-- Task details --
Scan the data below. Pull out each line where "YEARS" occurs.
┌──
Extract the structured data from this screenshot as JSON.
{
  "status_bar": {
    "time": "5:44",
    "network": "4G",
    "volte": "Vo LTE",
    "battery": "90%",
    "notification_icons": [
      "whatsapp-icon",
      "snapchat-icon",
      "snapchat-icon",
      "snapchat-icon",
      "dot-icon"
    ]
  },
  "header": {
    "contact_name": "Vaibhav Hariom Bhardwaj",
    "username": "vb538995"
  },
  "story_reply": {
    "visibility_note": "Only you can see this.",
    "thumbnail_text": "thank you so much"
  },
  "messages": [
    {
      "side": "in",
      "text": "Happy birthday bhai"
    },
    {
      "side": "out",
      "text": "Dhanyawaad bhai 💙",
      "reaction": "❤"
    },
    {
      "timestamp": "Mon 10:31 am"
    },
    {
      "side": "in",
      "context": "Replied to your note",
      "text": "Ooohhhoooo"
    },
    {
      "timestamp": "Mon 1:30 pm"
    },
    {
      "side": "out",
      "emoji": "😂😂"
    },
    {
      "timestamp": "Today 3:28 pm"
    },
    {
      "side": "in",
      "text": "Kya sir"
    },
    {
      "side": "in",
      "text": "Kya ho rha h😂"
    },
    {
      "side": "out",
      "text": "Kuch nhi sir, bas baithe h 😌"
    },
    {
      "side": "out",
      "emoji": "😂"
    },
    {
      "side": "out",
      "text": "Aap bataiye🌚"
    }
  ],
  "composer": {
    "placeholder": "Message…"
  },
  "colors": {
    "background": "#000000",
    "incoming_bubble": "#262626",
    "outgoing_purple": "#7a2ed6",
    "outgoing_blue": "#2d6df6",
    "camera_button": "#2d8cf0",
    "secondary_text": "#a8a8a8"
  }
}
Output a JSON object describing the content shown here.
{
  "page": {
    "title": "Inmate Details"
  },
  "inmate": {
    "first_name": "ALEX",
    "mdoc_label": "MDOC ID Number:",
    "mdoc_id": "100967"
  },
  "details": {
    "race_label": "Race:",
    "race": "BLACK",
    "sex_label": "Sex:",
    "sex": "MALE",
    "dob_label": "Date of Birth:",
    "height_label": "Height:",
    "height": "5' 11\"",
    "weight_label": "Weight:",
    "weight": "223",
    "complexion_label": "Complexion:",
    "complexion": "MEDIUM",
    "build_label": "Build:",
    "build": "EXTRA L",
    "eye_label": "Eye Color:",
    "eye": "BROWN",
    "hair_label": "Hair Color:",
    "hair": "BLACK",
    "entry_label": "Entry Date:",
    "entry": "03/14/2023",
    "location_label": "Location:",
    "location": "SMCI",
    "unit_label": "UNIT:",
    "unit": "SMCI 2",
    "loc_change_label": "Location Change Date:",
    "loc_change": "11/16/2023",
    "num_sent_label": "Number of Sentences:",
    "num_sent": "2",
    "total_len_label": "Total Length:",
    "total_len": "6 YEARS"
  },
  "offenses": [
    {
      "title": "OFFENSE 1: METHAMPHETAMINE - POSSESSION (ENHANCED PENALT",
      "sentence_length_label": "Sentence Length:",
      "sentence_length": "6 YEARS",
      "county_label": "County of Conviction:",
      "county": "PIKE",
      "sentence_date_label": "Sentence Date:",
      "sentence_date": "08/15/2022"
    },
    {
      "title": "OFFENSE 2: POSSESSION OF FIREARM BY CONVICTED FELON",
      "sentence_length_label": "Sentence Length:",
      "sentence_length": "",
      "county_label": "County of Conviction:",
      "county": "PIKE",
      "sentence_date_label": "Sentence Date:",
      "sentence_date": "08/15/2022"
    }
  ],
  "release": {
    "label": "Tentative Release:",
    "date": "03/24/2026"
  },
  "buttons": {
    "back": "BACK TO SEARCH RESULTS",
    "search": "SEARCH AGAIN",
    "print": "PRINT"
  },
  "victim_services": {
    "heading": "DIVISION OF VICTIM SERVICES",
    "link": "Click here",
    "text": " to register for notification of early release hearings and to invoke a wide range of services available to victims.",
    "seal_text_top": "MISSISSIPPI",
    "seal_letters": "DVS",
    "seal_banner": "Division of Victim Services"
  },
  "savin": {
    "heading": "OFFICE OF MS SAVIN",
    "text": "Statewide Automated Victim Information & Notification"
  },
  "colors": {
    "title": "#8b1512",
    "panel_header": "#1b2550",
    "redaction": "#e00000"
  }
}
└──
-- Written reply --
    "total_len": "6 YEARS"
      "sentence_length": "6 YEARS",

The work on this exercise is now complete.